OBJETIVO DO EXERCÍCIO >>
Reproduza, do texto sobre saneamento básico abaixo, o trecho entre "Além disso, a" e "forma de disperssão.", inclusive.

TEXTO DE ORIGEM >>
Desafios para melhorar o precário saneamento básico brasileiro
Enviada em 11/06/2022
Segundo um levantamento, de 2018, do Ministério de Desenvolvimento Regional apenas 52,3% da população brasileira tem acesso à rede de esgoto. Esse fato descreve o tamanho do desafio que é melhorar o saneamento básico no Brasil, que tem como maior entrave a falta de investimentos financeiros no setor.Além disso,tal desleixo propicia um aumento de casos de doenças relacionadas a escassez de tratamento de água no país.
Ademais, segundo a Confederação Nacional de Indústria(CNI), no período entre 2009 e 2014, o Brasil investiu em média 9 bilhões de reais no setor de saneamento básico que, segundo a Insituição, não era o suficiente para suprir com as necessidades da nação.Sendo asssim, o Estado brasileiro está contribuindo para que cerca de 35 milhões de brasilianos não tenham acesso a água própria para consumo , agindo de maneira contrária a lei 11.445 da Constituição Federal que garante ao cidadão o direito a um serviço de tratamento de água e esgoto decente.
Além disso, a falta de investimentos financeiros nesse setor ocasiona o aumento de ocorrências de enfermidades como Hepatite A,Leptospirose e Diarreia, uma vez que existem cidades no qual a água que as pessoas utilizam para consumo próprio não é devidamente tratada e por isso carregam bactérias e vermes adquiridos do meio externo.Assim, uma das principais vantagens em se investir em saneamento é a erradicação ou a diminuição da ocorrência de doenças na população já que atacariamos sua principal forma de disperssão.
Portanto, urge ao poder federal mais especificamente a Secretária Nacional de Saneamento(SNS) a um maior alocamento de capital na área de saneamento básico a fim de disponibilizar um serviço de suma importância para toda a população brasileira. Somente assim o Estado estará cumprindo com a lei 11.445 da Constituição Federal que garantir seguram o direito a água e esgoto tratados, e, também evitará o crescimento de doenças altamente nocivas para o corpo humano.

ITENS FORNECIDOS >>
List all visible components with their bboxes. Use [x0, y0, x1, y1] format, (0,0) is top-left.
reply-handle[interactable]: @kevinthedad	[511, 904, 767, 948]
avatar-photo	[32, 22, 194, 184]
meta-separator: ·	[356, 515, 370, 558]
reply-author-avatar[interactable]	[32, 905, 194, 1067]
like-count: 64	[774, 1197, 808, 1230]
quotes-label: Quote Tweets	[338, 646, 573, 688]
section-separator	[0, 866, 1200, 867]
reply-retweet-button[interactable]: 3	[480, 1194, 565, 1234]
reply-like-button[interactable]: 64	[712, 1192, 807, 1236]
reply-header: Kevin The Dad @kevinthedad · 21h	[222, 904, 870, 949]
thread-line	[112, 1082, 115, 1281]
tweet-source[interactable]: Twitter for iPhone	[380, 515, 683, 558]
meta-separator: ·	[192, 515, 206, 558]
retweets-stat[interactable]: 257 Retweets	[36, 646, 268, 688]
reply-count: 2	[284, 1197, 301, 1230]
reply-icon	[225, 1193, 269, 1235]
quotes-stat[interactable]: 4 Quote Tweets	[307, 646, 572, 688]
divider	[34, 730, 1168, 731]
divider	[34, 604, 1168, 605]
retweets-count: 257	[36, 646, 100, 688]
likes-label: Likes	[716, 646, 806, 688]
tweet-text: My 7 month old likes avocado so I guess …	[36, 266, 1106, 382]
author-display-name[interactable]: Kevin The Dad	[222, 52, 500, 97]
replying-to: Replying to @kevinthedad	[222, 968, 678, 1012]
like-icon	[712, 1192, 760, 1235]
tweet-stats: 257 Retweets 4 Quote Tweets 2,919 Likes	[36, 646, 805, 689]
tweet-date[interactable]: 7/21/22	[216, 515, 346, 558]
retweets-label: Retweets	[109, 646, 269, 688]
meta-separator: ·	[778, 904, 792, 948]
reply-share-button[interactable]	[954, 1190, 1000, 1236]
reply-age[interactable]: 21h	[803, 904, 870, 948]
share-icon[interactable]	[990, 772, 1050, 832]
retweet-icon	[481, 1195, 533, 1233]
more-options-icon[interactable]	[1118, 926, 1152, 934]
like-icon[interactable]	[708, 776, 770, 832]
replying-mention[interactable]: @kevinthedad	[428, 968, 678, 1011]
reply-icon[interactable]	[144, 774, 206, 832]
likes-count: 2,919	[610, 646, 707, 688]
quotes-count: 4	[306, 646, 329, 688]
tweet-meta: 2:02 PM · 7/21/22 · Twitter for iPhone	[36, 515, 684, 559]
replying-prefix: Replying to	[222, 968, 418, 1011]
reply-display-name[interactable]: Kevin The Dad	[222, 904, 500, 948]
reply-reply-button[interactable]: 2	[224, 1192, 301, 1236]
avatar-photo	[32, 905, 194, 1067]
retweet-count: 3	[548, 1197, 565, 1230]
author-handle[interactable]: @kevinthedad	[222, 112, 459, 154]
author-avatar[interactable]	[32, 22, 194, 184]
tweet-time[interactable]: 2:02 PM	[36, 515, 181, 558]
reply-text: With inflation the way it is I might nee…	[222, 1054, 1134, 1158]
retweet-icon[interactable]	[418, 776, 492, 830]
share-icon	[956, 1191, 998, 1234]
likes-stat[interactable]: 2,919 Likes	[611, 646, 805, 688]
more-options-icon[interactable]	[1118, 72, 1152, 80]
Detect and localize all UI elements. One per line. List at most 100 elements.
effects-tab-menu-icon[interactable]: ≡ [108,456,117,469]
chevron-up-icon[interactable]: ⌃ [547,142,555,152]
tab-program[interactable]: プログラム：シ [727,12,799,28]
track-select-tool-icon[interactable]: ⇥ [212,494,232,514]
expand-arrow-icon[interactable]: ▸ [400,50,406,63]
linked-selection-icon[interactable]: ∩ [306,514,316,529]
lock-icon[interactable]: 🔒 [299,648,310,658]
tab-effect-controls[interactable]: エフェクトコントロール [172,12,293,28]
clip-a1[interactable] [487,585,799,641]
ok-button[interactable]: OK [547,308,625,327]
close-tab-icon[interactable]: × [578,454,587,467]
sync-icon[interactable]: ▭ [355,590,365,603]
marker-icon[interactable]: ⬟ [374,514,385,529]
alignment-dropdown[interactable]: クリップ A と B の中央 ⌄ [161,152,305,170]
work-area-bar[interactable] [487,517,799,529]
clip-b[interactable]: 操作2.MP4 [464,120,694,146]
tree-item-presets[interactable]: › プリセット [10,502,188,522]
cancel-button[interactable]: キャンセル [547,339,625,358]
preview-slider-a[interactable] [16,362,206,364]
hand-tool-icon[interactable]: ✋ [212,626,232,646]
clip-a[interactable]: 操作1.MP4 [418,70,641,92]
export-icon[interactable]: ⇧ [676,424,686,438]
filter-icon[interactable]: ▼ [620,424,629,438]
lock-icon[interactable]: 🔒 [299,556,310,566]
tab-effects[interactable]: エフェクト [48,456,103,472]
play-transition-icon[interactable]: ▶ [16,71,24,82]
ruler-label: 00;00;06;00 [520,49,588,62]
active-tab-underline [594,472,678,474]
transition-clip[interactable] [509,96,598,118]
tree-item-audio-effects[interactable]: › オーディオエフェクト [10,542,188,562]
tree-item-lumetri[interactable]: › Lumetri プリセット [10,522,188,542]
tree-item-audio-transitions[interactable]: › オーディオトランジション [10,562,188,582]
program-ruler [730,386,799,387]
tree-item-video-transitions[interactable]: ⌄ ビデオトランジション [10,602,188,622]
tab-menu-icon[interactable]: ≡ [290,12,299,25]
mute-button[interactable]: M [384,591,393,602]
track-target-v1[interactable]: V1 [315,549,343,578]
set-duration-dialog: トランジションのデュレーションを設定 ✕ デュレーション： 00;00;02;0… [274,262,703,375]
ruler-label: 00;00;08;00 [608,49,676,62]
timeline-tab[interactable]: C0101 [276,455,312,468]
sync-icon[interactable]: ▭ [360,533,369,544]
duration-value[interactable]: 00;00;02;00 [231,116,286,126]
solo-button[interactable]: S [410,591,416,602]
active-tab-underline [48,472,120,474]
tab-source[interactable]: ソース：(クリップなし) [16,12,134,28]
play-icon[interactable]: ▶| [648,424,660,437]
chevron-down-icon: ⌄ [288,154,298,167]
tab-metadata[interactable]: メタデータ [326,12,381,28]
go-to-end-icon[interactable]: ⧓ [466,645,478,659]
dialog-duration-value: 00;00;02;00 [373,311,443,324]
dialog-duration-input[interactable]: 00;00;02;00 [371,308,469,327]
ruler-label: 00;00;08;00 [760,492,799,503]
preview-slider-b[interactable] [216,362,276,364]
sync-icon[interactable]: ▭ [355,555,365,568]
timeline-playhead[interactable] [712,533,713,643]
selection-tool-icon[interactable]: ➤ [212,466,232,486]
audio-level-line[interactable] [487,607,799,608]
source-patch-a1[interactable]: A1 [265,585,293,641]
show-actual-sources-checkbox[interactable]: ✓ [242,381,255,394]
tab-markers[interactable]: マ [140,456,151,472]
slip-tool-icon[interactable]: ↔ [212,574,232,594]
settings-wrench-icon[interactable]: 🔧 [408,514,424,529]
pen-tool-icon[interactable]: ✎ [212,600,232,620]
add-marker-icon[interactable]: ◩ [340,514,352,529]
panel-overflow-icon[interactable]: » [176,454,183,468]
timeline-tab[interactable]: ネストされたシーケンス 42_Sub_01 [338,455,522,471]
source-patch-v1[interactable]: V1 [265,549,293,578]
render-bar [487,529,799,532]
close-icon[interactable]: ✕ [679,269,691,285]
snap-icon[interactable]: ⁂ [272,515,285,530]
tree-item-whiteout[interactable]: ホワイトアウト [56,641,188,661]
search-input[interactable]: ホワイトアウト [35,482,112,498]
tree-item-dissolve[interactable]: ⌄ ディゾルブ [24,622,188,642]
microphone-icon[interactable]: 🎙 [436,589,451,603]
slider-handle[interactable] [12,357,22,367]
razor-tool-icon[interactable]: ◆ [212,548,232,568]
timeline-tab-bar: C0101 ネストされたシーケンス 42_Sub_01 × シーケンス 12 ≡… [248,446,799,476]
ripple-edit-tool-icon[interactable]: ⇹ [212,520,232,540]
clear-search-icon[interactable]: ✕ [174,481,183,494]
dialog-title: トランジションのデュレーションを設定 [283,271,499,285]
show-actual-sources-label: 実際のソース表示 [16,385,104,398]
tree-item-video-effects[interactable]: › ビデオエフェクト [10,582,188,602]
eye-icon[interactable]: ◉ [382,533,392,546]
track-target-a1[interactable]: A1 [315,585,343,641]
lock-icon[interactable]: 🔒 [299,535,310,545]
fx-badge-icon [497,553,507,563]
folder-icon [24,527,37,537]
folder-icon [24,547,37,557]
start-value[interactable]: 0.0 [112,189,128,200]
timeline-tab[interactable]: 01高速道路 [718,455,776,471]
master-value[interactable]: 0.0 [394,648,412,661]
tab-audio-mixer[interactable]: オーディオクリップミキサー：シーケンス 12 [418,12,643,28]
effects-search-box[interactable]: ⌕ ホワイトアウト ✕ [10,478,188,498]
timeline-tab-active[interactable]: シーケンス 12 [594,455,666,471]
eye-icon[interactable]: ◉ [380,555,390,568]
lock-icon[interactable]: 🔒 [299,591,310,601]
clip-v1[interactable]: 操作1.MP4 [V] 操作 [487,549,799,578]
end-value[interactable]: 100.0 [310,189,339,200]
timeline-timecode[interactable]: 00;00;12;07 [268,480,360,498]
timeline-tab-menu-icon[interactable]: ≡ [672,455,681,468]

RESULTADO DO EXERCÍCIO >>
Além disso, a falta de investimentos financeiros nesse setor ocasiona o aumento de ocorrências de enfermidades como Hepatite A,Leptospirose e Diarreia, uma vez que existem cidades no qual a água que as pessoas utilizam para consumo próprio não é devidamente tratada e por isso carregam bactérias e vermes adquiridos do meio externo.Assim, uma das principais vantagens em se investir em saneamento é a erradicação ou a diminuição da ocorrência de doenças na população já que atacariamos sua principal forma de disperssão.